##### Data records #####

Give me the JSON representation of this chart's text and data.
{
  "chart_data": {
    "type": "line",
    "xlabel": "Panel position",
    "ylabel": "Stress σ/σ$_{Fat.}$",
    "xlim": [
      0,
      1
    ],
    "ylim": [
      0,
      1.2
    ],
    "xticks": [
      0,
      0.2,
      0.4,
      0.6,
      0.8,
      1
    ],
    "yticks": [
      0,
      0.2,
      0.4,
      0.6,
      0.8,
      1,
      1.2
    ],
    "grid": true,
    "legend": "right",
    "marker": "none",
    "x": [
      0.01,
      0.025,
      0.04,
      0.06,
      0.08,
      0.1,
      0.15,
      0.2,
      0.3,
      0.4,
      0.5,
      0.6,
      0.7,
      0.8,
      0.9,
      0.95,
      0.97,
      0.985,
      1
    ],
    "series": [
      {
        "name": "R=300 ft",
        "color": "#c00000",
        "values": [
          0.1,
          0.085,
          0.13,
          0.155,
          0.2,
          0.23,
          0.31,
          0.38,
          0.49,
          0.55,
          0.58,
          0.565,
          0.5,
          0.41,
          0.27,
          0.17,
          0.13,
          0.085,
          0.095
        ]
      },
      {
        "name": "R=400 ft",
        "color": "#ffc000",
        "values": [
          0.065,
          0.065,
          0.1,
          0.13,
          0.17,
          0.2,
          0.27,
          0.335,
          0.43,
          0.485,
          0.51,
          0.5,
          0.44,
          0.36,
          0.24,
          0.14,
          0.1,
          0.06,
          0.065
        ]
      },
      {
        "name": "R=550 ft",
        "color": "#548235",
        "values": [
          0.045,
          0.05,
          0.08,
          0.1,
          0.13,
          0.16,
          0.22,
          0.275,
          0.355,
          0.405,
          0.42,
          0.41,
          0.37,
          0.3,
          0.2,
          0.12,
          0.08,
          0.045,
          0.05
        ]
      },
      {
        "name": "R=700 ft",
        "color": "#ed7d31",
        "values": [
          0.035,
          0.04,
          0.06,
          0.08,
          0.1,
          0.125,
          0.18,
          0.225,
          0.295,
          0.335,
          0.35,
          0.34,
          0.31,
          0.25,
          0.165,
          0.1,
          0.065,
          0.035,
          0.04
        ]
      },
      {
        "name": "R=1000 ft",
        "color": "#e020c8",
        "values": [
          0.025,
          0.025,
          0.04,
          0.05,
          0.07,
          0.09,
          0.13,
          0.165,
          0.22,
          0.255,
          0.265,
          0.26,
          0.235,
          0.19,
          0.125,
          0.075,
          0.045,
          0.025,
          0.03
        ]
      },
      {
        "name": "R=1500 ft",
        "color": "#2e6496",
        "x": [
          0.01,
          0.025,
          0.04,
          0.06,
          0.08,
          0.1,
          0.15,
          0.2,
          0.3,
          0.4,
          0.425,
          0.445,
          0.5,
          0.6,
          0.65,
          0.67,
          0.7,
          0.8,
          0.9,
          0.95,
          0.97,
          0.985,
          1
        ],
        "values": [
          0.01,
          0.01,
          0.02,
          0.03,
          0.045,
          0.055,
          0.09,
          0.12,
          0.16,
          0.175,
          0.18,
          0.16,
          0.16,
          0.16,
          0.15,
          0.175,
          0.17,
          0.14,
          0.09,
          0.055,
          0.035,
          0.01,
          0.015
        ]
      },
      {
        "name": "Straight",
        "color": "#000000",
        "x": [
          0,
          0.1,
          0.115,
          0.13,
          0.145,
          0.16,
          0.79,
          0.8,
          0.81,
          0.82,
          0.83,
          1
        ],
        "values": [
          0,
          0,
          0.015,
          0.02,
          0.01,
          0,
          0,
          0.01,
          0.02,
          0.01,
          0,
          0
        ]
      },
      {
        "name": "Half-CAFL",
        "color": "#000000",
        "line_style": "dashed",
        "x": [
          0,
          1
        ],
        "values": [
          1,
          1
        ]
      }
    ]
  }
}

#####

=== Problem to work on ===
Identify each line holding the string "color", and copy it out.

=== The result ===
        "color": "#c00000",
        "color": "#ffc000",
        "color": "#548235",
        "color": "#ed7d31",
        "color": "#e020c8",
        "color": "#2e6496",
        "color": "#000000",
        "color": "#000000",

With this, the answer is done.